>> Begin SUPPLIED MATERIAL

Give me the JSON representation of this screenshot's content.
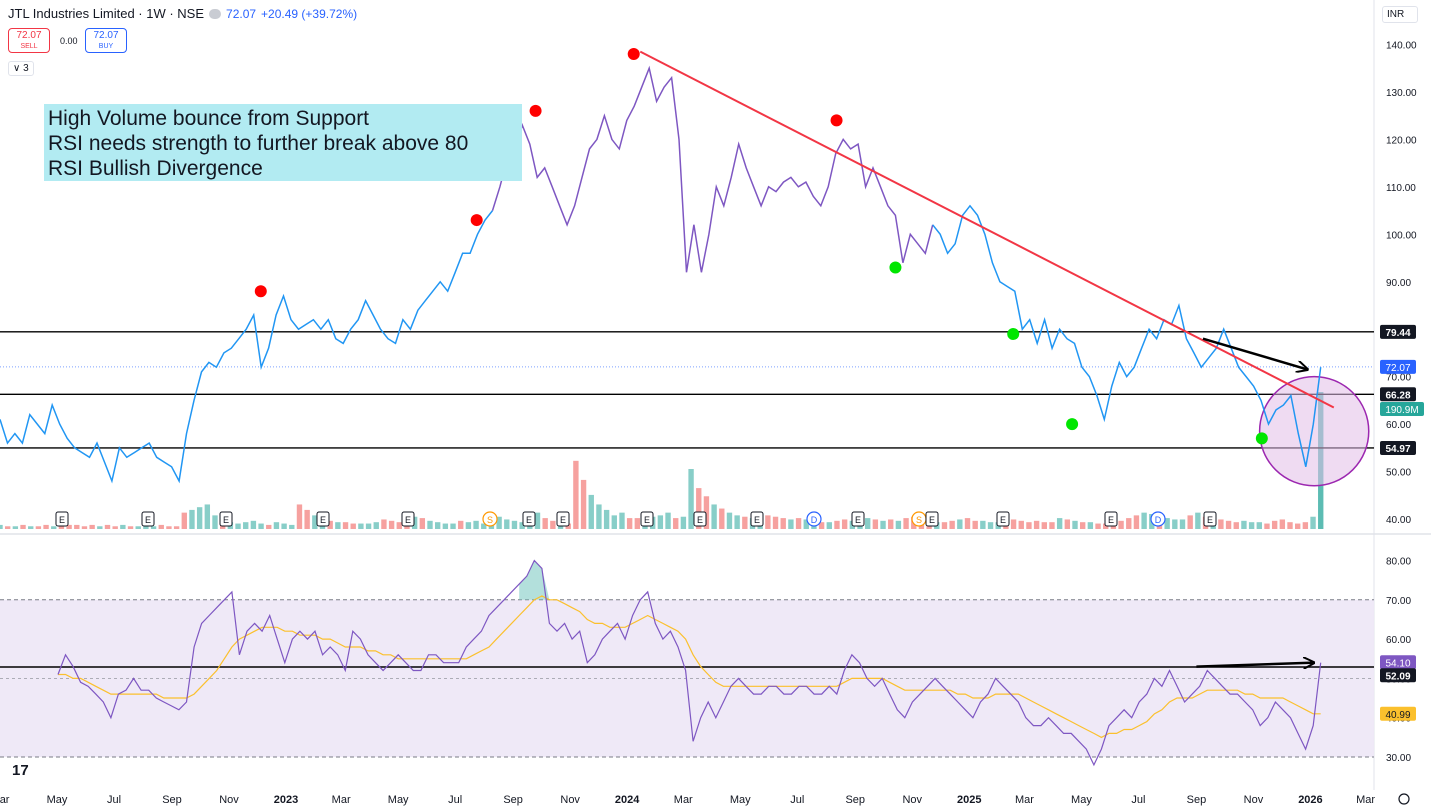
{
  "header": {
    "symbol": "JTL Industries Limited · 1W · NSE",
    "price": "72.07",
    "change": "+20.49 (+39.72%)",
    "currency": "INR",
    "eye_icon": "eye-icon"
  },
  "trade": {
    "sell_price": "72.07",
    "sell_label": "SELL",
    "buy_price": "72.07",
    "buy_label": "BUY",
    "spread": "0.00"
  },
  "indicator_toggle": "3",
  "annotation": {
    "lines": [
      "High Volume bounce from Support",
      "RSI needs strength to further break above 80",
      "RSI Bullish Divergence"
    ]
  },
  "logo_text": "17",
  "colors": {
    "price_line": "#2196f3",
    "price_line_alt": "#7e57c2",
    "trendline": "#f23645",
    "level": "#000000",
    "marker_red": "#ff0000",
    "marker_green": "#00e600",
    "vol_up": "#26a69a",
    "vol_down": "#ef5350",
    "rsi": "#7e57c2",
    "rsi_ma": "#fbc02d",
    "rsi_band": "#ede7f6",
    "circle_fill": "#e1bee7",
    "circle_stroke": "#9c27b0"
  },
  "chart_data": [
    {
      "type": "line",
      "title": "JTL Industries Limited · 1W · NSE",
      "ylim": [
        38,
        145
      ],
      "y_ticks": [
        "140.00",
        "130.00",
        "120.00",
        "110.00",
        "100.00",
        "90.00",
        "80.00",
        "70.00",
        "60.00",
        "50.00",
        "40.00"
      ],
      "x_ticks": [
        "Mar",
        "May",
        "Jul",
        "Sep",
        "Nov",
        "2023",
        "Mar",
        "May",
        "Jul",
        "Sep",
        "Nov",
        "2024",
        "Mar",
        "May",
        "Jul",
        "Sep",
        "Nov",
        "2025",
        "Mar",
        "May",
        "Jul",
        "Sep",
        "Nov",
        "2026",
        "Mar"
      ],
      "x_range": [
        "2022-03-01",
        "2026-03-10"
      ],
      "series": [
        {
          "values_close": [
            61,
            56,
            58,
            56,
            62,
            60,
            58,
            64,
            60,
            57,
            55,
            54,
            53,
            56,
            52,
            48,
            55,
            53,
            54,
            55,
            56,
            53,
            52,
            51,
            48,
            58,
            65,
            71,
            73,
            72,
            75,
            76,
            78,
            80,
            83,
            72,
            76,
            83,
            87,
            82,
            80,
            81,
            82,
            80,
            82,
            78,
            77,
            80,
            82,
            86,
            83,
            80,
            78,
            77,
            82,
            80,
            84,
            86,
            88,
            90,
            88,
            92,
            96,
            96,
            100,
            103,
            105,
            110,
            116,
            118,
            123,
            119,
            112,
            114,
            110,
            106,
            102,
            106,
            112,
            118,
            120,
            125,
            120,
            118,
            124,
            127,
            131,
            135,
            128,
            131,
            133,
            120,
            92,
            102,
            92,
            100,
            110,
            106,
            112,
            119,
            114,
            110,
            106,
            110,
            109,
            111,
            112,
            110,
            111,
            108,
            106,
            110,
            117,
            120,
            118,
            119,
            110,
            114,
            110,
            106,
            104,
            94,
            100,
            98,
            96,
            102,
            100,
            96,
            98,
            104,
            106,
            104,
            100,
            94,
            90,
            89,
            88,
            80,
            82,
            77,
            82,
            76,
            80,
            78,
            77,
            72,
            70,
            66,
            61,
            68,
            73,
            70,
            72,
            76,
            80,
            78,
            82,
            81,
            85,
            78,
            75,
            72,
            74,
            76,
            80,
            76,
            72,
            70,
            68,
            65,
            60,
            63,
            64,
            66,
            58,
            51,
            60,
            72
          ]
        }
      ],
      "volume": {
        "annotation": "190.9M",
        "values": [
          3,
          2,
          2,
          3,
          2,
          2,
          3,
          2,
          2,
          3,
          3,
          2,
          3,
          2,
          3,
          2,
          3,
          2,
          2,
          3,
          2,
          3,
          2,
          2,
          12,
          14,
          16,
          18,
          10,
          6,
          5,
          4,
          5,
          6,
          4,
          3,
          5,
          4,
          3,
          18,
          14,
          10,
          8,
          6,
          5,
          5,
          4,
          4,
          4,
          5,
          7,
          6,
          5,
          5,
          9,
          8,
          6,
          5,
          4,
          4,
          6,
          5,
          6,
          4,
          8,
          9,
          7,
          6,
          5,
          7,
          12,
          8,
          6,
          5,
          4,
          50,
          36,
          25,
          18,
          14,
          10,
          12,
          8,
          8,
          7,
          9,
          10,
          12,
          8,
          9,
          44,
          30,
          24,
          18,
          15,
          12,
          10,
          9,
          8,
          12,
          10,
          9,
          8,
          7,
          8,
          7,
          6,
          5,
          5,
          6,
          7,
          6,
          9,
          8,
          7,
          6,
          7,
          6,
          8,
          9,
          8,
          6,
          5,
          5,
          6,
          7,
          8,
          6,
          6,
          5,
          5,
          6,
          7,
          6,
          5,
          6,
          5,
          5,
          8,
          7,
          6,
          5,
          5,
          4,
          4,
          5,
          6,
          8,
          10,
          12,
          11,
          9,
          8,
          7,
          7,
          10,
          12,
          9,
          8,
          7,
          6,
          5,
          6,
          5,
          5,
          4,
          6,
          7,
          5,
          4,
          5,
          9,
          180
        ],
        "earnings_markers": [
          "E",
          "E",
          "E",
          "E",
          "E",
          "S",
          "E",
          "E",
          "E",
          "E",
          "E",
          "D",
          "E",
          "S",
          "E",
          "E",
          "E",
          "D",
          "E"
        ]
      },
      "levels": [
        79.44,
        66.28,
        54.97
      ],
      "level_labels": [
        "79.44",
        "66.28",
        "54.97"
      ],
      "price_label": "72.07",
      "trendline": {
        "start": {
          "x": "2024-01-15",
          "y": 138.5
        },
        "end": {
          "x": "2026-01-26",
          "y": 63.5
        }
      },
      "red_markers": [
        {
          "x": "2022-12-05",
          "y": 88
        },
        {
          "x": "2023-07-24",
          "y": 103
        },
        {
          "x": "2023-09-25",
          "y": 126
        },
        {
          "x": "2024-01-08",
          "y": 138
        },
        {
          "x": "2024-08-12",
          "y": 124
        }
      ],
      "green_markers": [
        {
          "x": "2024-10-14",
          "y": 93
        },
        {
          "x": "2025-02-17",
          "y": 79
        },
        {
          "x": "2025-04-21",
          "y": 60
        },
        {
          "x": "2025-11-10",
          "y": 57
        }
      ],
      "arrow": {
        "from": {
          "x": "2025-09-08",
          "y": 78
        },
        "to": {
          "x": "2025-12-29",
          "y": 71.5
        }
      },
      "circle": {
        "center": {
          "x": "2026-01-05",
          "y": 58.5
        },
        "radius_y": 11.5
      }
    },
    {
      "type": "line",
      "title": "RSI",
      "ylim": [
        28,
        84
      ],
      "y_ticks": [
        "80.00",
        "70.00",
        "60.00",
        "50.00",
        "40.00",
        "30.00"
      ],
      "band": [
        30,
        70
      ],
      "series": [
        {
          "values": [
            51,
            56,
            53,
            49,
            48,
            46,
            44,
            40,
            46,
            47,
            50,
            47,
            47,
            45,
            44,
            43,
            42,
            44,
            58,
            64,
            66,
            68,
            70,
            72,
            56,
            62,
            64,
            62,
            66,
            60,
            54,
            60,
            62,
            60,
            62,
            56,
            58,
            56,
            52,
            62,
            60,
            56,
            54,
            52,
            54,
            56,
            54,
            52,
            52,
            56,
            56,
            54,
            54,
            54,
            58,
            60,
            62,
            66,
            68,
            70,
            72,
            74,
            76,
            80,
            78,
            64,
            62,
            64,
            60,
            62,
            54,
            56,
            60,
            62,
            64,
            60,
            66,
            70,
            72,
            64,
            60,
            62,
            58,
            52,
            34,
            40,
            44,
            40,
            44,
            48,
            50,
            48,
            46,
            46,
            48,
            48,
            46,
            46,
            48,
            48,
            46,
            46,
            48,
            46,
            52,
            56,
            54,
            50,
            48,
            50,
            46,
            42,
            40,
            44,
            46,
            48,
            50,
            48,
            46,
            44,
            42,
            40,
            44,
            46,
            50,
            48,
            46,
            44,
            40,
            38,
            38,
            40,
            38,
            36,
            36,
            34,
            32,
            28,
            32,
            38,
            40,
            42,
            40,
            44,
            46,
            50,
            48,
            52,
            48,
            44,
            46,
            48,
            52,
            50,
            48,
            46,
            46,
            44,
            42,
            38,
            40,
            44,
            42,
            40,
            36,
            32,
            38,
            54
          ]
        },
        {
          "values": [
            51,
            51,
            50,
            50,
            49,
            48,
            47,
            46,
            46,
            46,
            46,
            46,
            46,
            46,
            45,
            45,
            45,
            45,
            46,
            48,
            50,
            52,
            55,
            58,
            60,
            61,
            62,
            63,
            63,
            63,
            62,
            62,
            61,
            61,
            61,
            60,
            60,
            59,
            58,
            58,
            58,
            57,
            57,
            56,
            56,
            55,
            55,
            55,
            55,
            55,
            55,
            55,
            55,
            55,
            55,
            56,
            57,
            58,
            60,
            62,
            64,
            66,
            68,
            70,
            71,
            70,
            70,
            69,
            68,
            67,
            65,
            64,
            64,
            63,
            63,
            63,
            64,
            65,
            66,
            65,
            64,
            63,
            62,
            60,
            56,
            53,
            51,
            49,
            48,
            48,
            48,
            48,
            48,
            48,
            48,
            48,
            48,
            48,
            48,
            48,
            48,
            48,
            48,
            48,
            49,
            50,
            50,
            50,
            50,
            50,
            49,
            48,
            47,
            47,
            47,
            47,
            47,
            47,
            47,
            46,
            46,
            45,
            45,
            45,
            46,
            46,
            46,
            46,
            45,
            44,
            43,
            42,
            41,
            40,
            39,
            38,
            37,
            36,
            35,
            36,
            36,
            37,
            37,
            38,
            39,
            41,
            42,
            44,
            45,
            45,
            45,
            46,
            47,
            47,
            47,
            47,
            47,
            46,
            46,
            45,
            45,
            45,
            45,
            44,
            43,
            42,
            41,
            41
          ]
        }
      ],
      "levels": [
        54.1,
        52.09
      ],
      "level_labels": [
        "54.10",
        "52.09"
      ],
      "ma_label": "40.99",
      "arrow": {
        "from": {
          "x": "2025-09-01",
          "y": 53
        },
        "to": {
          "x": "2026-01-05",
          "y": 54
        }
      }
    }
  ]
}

>> End SUPPLIED MATERIAL
>> Begin SUPPLIED MATERIAL

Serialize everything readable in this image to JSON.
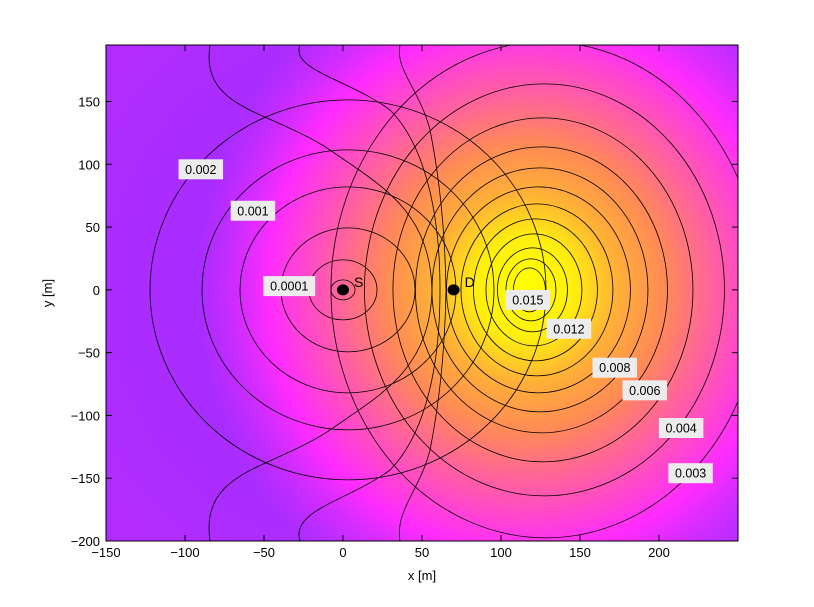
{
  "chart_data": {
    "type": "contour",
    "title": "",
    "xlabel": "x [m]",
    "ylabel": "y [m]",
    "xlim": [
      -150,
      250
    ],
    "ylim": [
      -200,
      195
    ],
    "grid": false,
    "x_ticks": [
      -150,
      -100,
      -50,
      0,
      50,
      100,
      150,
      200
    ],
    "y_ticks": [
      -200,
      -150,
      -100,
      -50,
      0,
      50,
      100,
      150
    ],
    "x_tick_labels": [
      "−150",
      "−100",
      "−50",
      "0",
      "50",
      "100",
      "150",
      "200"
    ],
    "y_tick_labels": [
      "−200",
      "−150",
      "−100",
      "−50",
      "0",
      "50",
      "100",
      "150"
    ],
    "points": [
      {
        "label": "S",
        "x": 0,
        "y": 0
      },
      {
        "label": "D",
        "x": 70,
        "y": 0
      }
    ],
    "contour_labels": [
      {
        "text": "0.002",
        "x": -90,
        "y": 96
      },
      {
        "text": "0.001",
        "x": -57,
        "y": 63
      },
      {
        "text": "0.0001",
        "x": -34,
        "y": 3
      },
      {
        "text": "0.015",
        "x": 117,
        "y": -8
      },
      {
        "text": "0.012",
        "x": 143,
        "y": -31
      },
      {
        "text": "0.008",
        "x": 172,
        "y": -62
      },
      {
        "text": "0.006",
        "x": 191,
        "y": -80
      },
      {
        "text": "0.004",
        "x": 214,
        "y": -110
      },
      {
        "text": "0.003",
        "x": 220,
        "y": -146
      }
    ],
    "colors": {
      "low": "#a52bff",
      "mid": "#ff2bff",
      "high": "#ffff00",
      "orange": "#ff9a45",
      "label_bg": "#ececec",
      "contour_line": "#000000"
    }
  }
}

>> End SUPPLIED MATERIAL
>> Begin SUPPLIED MATERIAL

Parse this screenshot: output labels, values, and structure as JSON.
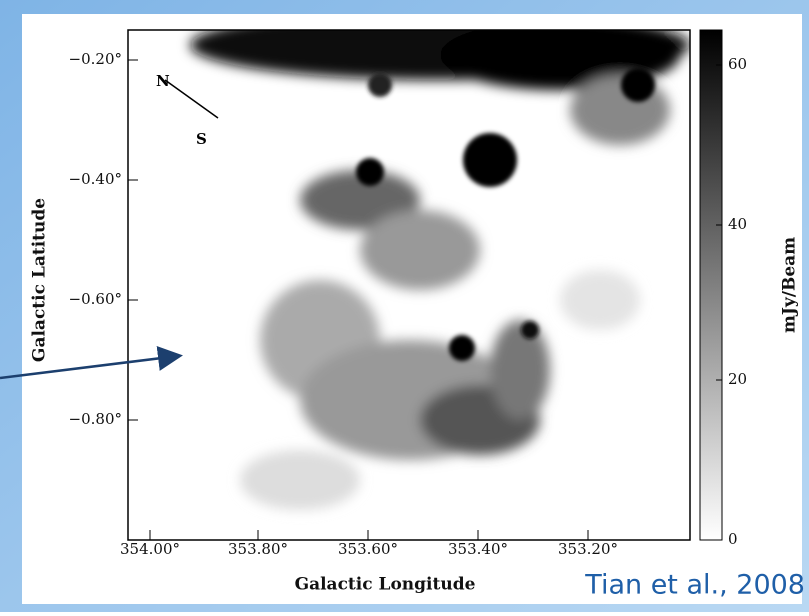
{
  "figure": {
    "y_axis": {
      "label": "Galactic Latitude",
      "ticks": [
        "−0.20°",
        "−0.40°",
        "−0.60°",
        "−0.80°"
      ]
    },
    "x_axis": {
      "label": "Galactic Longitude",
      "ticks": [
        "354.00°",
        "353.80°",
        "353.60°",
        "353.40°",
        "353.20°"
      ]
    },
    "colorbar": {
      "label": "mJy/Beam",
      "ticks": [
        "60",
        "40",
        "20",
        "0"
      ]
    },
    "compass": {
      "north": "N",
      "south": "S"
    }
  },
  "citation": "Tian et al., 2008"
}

>> End SUPPLIED MATERIAL

GIVEN EXERCISE:
Extract lines where the string "title" occurs.

RESPONSE TO THE TASK:
      "title": "JTL Industries Limited · 1W · NSE",
      "title": "RSI",
    "title": "",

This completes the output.